Figure data in JSON
::::
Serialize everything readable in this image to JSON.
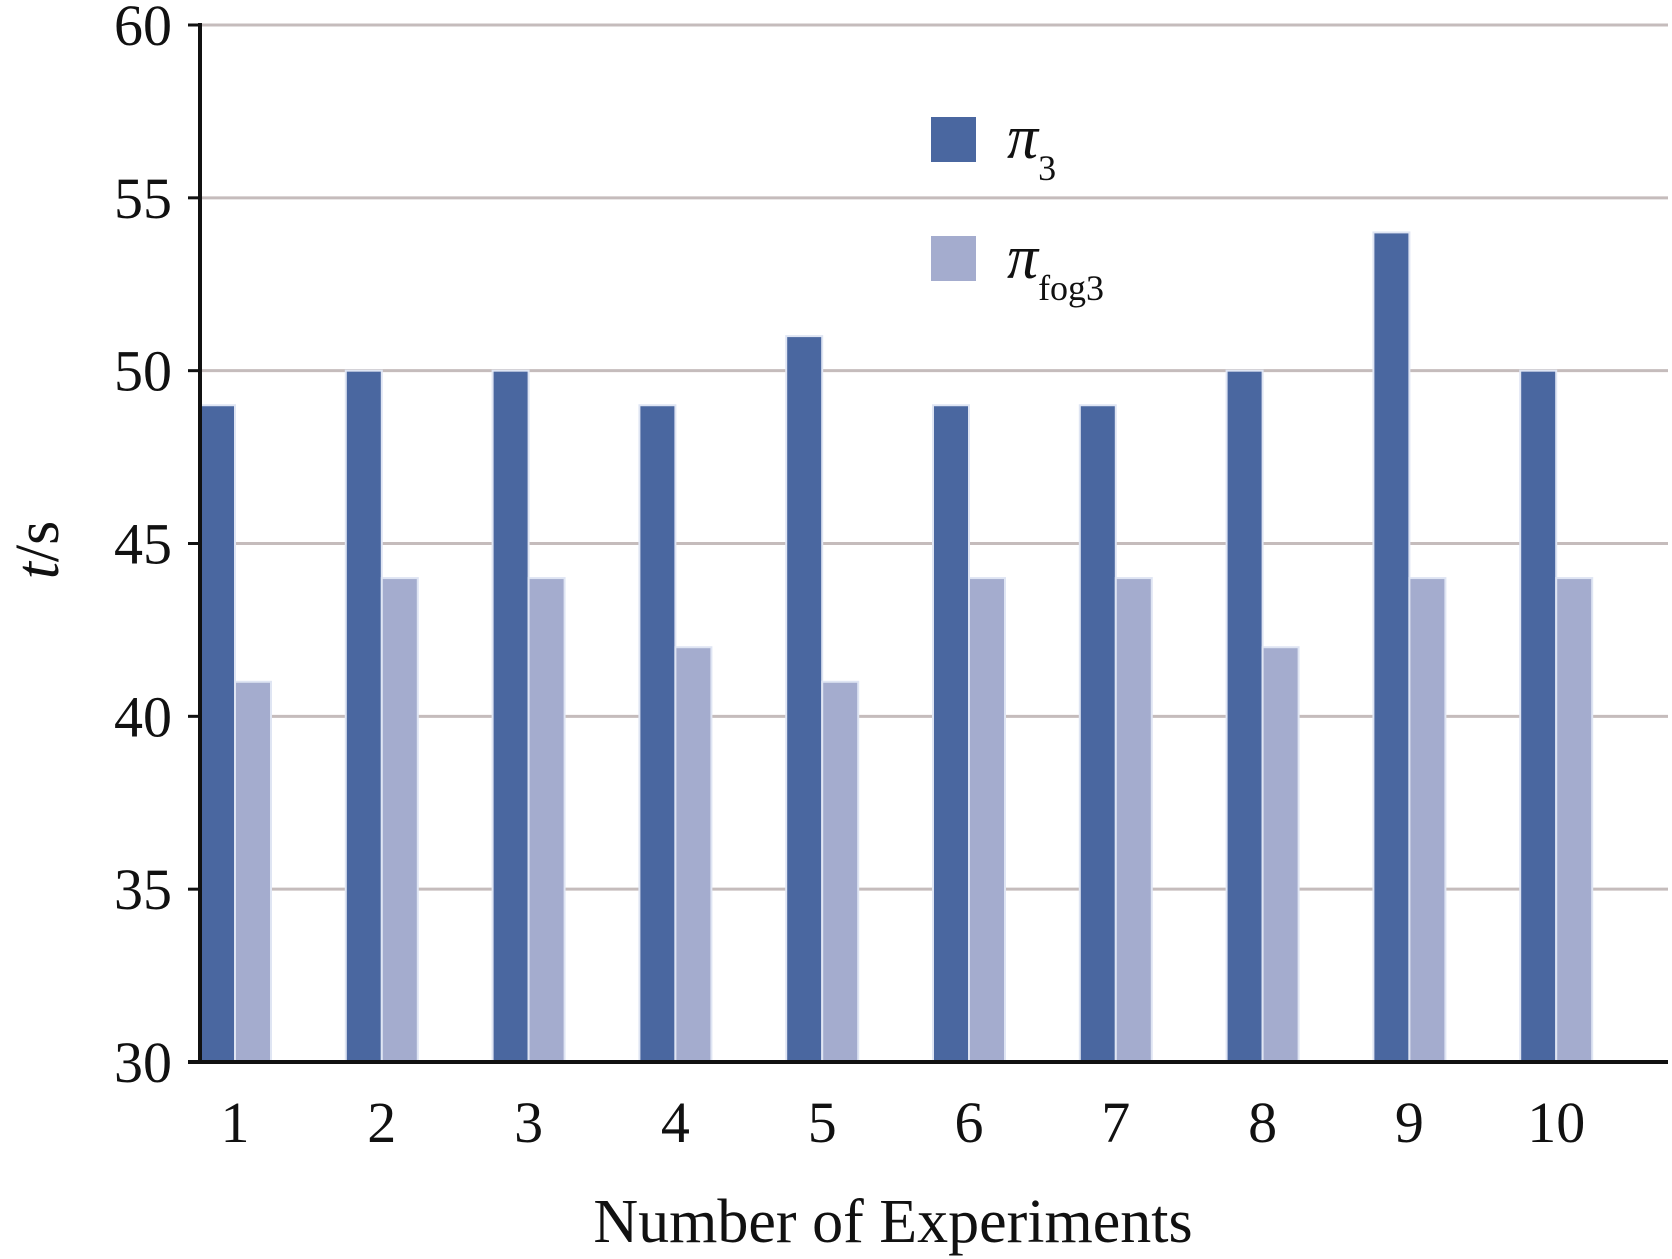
{
  "chart_data": {
    "type": "bar",
    "categories": [
      "1",
      "2",
      "3",
      "4",
      "5",
      "6",
      "7",
      "8",
      "9",
      "10"
    ],
    "series": [
      {
        "name": "π",
        "name_sub": "3",
        "color": "#4a67a0",
        "values": [
          49,
          50,
          50,
          49,
          51,
          49,
          49,
          50,
          54,
          50
        ]
      },
      {
        "name": "π",
        "name_sub": "fog3",
        "color": "#a4acce",
        "values": [
          41,
          44,
          44,
          42,
          41,
          44,
          44,
          42,
          44,
          44
        ]
      }
    ],
    "xlabel": "Number of Experiments",
    "ylabel": {
      "var": "t",
      "unit": "/s"
    },
    "ylim": [
      30,
      60
    ],
    "yticks": [
      30,
      35,
      40,
      45,
      50,
      55,
      60
    ],
    "grid": true,
    "legend_position": "top-center"
  }
}
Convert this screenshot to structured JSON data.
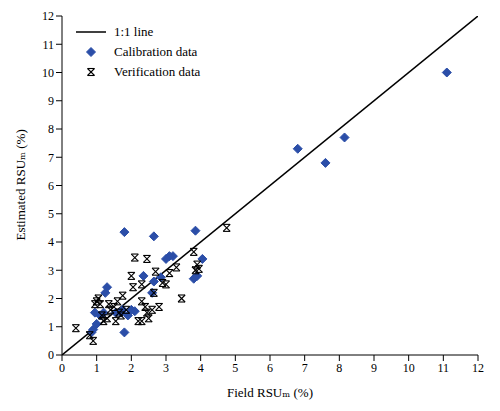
{
  "chart_data": {
    "type": "scatter",
    "xlabel": "Field RSUₘ (%)",
    "ylabel": "Estimated RSUₘ (%)",
    "xlim": [
      0,
      12
    ],
    "ylim": [
      0,
      12
    ],
    "xticks": [
      0,
      1,
      2,
      3,
      4,
      5,
      6,
      7,
      8,
      9,
      10,
      11,
      12
    ],
    "yticks": [
      0,
      1,
      2,
      3,
      4,
      5,
      6,
      7,
      8,
      9,
      10,
      11,
      12
    ],
    "grid": false,
    "legend": "upper left",
    "series": [
      {
        "name": "1:1 line",
        "type": "line",
        "color": "#000000",
        "line_style": "solid",
        "x": [
          0,
          12
        ],
        "values": [
          0,
          12
        ]
      },
      {
        "name": "Calibration data",
        "type": "scatter",
        "marker": "diamond",
        "color": "#2b4ea8",
        "x": [
          11.1,
          8.15,
          7.6,
          6.8,
          3.85,
          3.8,
          4.05,
          3.9,
          3.2,
          3.1,
          3.0,
          2.65,
          2.6,
          2.65,
          2.35,
          1.8,
          1.8,
          1.7,
          1.75,
          1.55,
          1.3,
          1.25,
          1.2,
          1.1,
          0.9,
          0.95,
          0.85,
          1.0,
          2.1,
          2.0,
          1.9,
          2.85
        ],
        "values": [
          10.0,
          7.7,
          6.8,
          7.3,
          4.4,
          2.7,
          3.4,
          2.8,
          3.5,
          3.5,
          3.4,
          4.2,
          2.2,
          2.6,
          2.8,
          4.35,
          0.8,
          1.5,
          1.6,
          1.5,
          2.4,
          2.2,
          1.5,
          1.4,
          0.9,
          1.5,
          0.8,
          1.1,
          1.55,
          1.6,
          1.4,
          2.75
        ]
      },
      {
        "name": "Verification data",
        "type": "scatter",
        "marker": "asterisk",
        "color": "#000000",
        "x": [
          0.4,
          0.9,
          0.8,
          0.95,
          1.0,
          1.05,
          1.15,
          1.2,
          1.3,
          1.35,
          1.4,
          1.5,
          1.55,
          1.6,
          1.65,
          1.7,
          1.75,
          1.85,
          2.0,
          2.05,
          2.1,
          2.2,
          2.3,
          2.3,
          2.4,
          2.45,
          2.5,
          2.45,
          2.6,
          2.65,
          2.7,
          2.8,
          2.9,
          3.0,
          3.1,
          3.3,
          3.45,
          3.8,
          3.85,
          3.9,
          3.95,
          4.75,
          2.3,
          1.1
        ],
        "values": [
          0.95,
          0.5,
          0.7,
          1.8,
          1.9,
          2.0,
          1.4,
          1.2,
          1.3,
          1.8,
          1.6,
          1.7,
          1.2,
          1.9,
          1.5,
          1.4,
          2.1,
          1.6,
          2.8,
          2.4,
          3.45,
          1.2,
          1.2,
          1.9,
          1.7,
          1.5,
          1.3,
          3.4,
          1.6,
          2.2,
          2.95,
          1.7,
          2.55,
          2.5,
          2.9,
          3.1,
          2.0,
          3.65,
          3.0,
          3.2,
          3.05,
          4.5,
          2.5,
          1.8
        ]
      }
    ]
  }
}
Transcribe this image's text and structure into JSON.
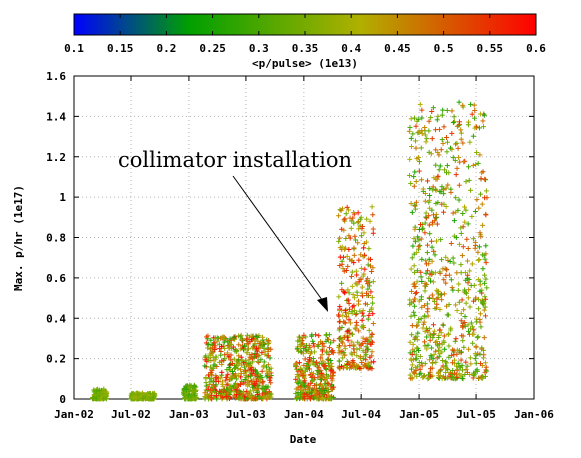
{
  "chart_data": {
    "type": "scatter",
    "marker": "+",
    "xlabel": "Date",
    "ylabel": "Max. p/hr (1e17)",
    "colorbar": {
      "label": "<p/pulse> (1e13)",
      "min": 0.1,
      "max": 0.6,
      "tick_labels": [
        "0.1",
        "0.15",
        "0.2",
        "0.25",
        "0.3",
        "0.35",
        "0.4",
        "0.45",
        "0.5",
        "0.55",
        "0.6"
      ],
      "colors": [
        "#0000ff",
        "#00a000",
        "#b0b000",
        "#ff0000"
      ]
    },
    "xlim": [
      "2002-01-01",
      "2006-01-01"
    ],
    "x_tick_labels": [
      "Jan-02",
      "Jul-02",
      "Jan-03",
      "Jul-03",
      "Jan-04",
      "Jul-04",
      "Jan-05",
      "Jul-05",
      "Jan-06"
    ],
    "ylim": [
      0,
      1.6
    ],
    "y_tick_labels": [
      "0",
      "0.2",
      "0.4",
      "0.6",
      "0.8",
      "1",
      "1.2",
      "1.4",
      "1.6"
    ],
    "grid": true,
    "annotation": {
      "text": "collimator installation",
      "points_to": "2004-05"
    },
    "clusters": [
      {
        "x_start": "2002-03-01",
        "x_end": "2002-04-15",
        "y_min": 0.0,
        "y_max": 0.05,
        "c_min": 0.3,
        "c_max": 0.4
      },
      {
        "x_start": "2002-07-01",
        "x_end": "2002-09-15",
        "y_min": 0.0,
        "y_max": 0.03,
        "c_min": 0.32,
        "c_max": 0.4
      },
      {
        "x_start": "2002-12-15",
        "x_end": "2003-01-25",
        "y_min": 0.0,
        "y_max": 0.07,
        "c_min": 0.28,
        "c_max": 0.38
      },
      {
        "x_start": "2003-02-20",
        "x_end": "2003-09-20",
        "y_min": 0.0,
        "y_max": 0.32,
        "c_min": 0.25,
        "c_max": 0.6
      },
      {
        "x_start": "2003-12-05",
        "x_end": "2004-04-05",
        "y_min": 0.0,
        "y_max": 0.32,
        "c_min": 0.25,
        "c_max": 0.58
      },
      {
        "x_start": "2004-04-20",
        "x_end": "2004-08-10",
        "y_min": 0.15,
        "y_max": 0.97,
        "c_min": 0.3,
        "c_max": 0.6
      },
      {
        "x_start": "2004-12-01",
        "x_end": "2005-08-05",
        "y_min": 0.1,
        "y_max": 1.48,
        "c_min": 0.25,
        "c_max": 0.55
      }
    ]
  }
}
::::
Without the pictures, reproduce every line of the records above exactly.

Serialize everything readable in this image to JSON.
{
  "chart_data": {
    "type": "bar",
    "categories": [
      "1",
      "2",
      "3",
      "4",
      "5",
      "6",
      "7",
      "8",
      "9",
      "10"
    ],
    "series": [
      {
        "name": "π",
        "name_sub": "3",
        "color": "#4a67a0",
        "values": [
          49,
          50,
          50,
          49,
          51,
          49,
          49,
          50,
          54,
          50
        ]
      },
      {
        "name": "π",
        "name_sub": "fog3",
        "color": "#a4acce",
        "values": [
          41,
          44,
          44,
          42,
          41,
          44,
          44,
          42,
          44,
          44
        ]
      }
    ],
    "xlabel": "Number of Experiments",
    "ylabel": {
      "var": "t",
      "unit": "/s"
    },
    "ylim": [
      30,
      60
    ],
    "yticks": [
      30,
      35,
      40,
      45,
      50,
      55,
      60
    ],
    "grid": true,
    "legend_position": "top-center"
  }
}
Convert this screenshot to structured JSON data.
{
  "chart_data": {
    "type": "scatter",
    "xlabel": "Field RSUₘ (%)",
    "ylabel": "Estimated RSUₘ (%)",
    "xlim": [
      0,
      12
    ],
    "ylim": [
      0,
      12
    ],
    "xticks": [
      0,
      1,
      2,
      3,
      4,
      5,
      6,
      7,
      8,
      9,
      10,
      11,
      12
    ],
    "yticks": [
      0,
      1,
      2,
      3,
      4,
      5,
      6,
      7,
      8,
      9,
      10,
      11,
      12
    ],
    "grid": false,
    "legend": "upper left",
    "series": [
      {
        "name": "1:1 line",
        "type": "line",
        "color": "#000000",
        "line_style": "solid",
        "x": [
          0,
          12
        ],
        "values": [
          0,
          12
        ]
      },
      {
        "name": "Calibration data",
        "type": "scatter",
        "marker": "diamond",
        "color": "#2b4ea8",
        "x": [
          11.1,
          8.15,
          7.6,
          6.8,
          3.85,
          3.8,
          4.05,
          3.9,
          3.2,
          3.1,
          3.0,
          2.65,
          2.6,
          2.65,
          2.35,
          1.8,
          1.8,
          1.7,
          1.75,
          1.55,
          1.3,
          1.25,
          1.2,
          1.1,
          0.9,
          0.95,
          0.85,
          1.0,
          2.1,
          2.0,
          1.9,
          2.85
        ],
        "values": [
          10.0,
          7.7,
          6.8,
          7.3,
          4.4,
          2.7,
          3.4,
          2.8,
          3.5,
          3.5,
          3.4,
          4.2,
          2.2,
          2.6,
          2.8,
          4.35,
          0.8,
          1.5,
          1.6,
          1.5,
          2.4,
          2.2,
          1.5,
          1.4,
          0.9,
          1.5,
          0.8,
          1.1,
          1.55,
          1.6,
          1.4,
          2.75
        ]
      },
      {
        "name": "Verification data",
        "type": "scatter",
        "marker": "asterisk",
        "color": "#000000",
        "x": [
          0.4,
          0.9,
          0.8,
          0.95,
          1.0,
          1.05,
          1.15,
          1.2,
          1.3,
          1.35,
          1.4,
          1.5,
          1.55,
          1.6,
          1.65,
          1.7,
          1.75,
          1.85,
          2.0,
          2.05,
          2.1,
          2.2,
          2.3,
          2.3,
          2.4,
          2.45,
          2.5,
          2.45,
          2.6,
          2.65,
          2.7,
          2.8,
          2.9,
          3.0,
          3.1,
          3.3,
          3.45,
          3.8,
          3.85,
          3.9,
          3.95,
          4.75,
          2.3,
          1.1
        ],
        "values": [
          0.95,
          0.5,
          0.7,
          1.8,
          1.9,
          2.0,
          1.4,
          1.2,
          1.3,
          1.8,
          1.6,
          1.7,
          1.2,
          1.9,
          1.5,
          1.4,
          2.1,
          1.6,
          2.8,
          2.4,
          3.45,
          1.2,
          1.2,
          1.9,
          1.7,
          1.5,
          1.3,
          3.4,
          1.6,
          2.2,
          2.95,
          1.7,
          2.55,
          2.5,
          2.9,
          3.1,
          2.0,
          3.65,
          3.0,
          3.2,
          3.05,
          4.5,
          2.5,
          1.8
        ]
      }
    ]
  }
}
Transcribe this image's text and structure into JSON.
{
  "chart_data": {
    "type": "scatter",
    "marker": "+",
    "xlabel": "Date",
    "ylabel": "Max. p/hr (1e17)",
    "colorbar": {
      "label": "<p/pulse> (1e13)",
      "min": 0.1,
      "max": 0.6,
      "tick_labels": [
        "0.1",
        "0.15",
        "0.2",
        "0.25",
        "0.3",
        "0.35",
        "0.4",
        "0.45",
        "0.5",
        "0.55",
        "0.6"
      ],
      "colors": [
        "#0000ff",
        "#00a000",
        "#b0b000",
        "#ff0000"
      ]
    },
    "xlim": [
      "2002-01-01",
      "2006-01-01"
    ],
    "x_tick_labels": [
      "Jan-02",
      "Jul-02",
      "Jan-03",
      "Jul-03",
      "Jan-04",
      "Jul-04",
      "Jan-05",
      "Jul-05",
      "Jan-06"
    ],
    "ylim": [
      0,
      1.6
    ],
    "y_tick_labels": [
      "0",
      "0.2",
      "0.4",
      "0.6",
      "0.8",
      "1",
      "1.2",
      "1.4",
      "1.6"
    ],
    "grid": true,
    "annotation": {
      "text": "collimator installation",
      "points_to": "2004-05"
    },
    "clusters": [
      {
        "x_start": "2002-03-01",
        "x_end": "2002-04-15",
        "y_min": 0.0,
        "y_max": 0.05,
        "c_min": 0.3,
        "c_max": 0.4
      },
      {
        "x_start": "2002-07-01",
        "x_end": "2002-09-15",
        "y_min": 0.0,
        "y_max": 0.03,
        "c_min": 0.32,
        "c_max": 0.4
      },
      {
        "x_start": "2002-12-15",
        "x_end": "2003-01-25",
        "y_min": 0.0,
        "y_max": 0.07,
        "c_min": 0.28,
        "c_max": 0.38
      },
      {
        "x_start": "2003-02-20",
        "x_end": "2003-09-20",
        "y_min": 0.0,
        "y_max": 0.32,
        "c_min": 0.25,
        "c_max": 0.6
      },
      {
        "x_start": "2003-12-05",
        "x_end": "2004-04-05",
        "y_min": 0.0,
        "y_max": 0.32,
        "c_min": 0.25,
        "c_max": 0.58
      },
      {
        "x_start": "2004-04-20",
        "x_end": "2004-08-10",
        "y_min": 0.15,
        "y_max": 0.97,
        "c_min": 0.3,
        "c_max": 0.6
      },
      {
        "x_start": "2004-12-01",
        "x_end": "2005-08-05",
        "y_min": 0.1,
        "y_max": 1.48,
        "c_min": 0.25,
        "c_max": 0.55
      }
    ]
  }
}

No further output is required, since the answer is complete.